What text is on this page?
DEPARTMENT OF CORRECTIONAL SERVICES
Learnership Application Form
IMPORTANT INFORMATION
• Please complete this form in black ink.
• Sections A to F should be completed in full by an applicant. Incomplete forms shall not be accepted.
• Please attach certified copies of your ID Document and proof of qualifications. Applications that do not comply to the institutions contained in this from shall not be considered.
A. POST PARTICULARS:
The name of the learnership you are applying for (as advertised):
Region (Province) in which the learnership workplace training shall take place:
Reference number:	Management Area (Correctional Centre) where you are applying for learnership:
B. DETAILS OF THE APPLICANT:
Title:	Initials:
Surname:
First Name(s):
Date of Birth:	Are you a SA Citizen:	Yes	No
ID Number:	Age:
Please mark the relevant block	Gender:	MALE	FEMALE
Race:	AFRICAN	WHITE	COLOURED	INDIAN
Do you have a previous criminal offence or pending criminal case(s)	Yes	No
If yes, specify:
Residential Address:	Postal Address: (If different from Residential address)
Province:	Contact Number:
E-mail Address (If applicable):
==
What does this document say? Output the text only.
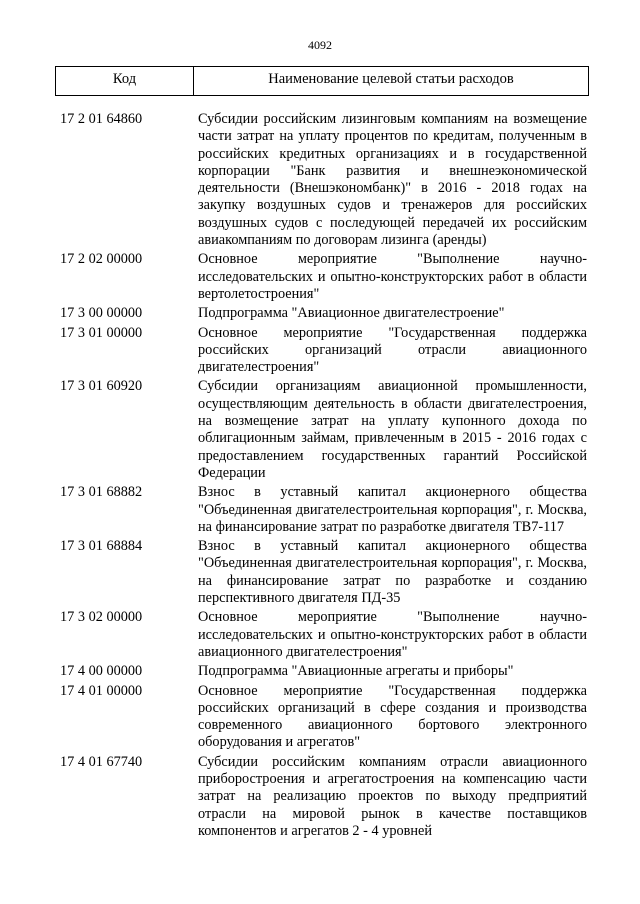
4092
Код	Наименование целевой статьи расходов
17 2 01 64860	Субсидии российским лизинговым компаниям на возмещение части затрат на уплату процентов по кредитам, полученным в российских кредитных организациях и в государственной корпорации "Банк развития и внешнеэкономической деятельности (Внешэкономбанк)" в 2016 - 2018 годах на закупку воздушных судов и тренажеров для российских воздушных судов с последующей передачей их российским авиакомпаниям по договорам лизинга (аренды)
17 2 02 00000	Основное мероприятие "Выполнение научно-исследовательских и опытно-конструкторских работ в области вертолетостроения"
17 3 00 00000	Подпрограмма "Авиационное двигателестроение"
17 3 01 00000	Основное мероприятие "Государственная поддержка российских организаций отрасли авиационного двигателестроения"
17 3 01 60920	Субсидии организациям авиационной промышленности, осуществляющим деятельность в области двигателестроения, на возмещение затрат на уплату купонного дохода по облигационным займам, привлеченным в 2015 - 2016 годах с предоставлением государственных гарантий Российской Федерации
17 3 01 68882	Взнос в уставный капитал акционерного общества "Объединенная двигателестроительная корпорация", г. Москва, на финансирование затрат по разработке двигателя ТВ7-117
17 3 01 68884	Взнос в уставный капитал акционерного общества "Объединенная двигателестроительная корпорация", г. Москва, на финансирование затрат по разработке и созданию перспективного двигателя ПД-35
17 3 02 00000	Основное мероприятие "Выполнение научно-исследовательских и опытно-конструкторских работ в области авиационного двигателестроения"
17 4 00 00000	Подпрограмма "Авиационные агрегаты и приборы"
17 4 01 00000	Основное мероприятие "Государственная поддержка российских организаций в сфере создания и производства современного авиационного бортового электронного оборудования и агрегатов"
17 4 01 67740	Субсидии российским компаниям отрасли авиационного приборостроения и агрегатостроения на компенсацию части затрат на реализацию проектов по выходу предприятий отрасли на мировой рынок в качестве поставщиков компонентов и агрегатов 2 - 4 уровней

What the exercise asks:
Check every line of the data above for the string "this", and copy those that have it.

Expected answer:
What text is on this page?
• Please complete this form in black ink.
• Please attach certified copies of your ID Document and proof of qualifications. Applications that do not comply to the institutions contained in this from shall not be considered.
What does this document say? Output the text only.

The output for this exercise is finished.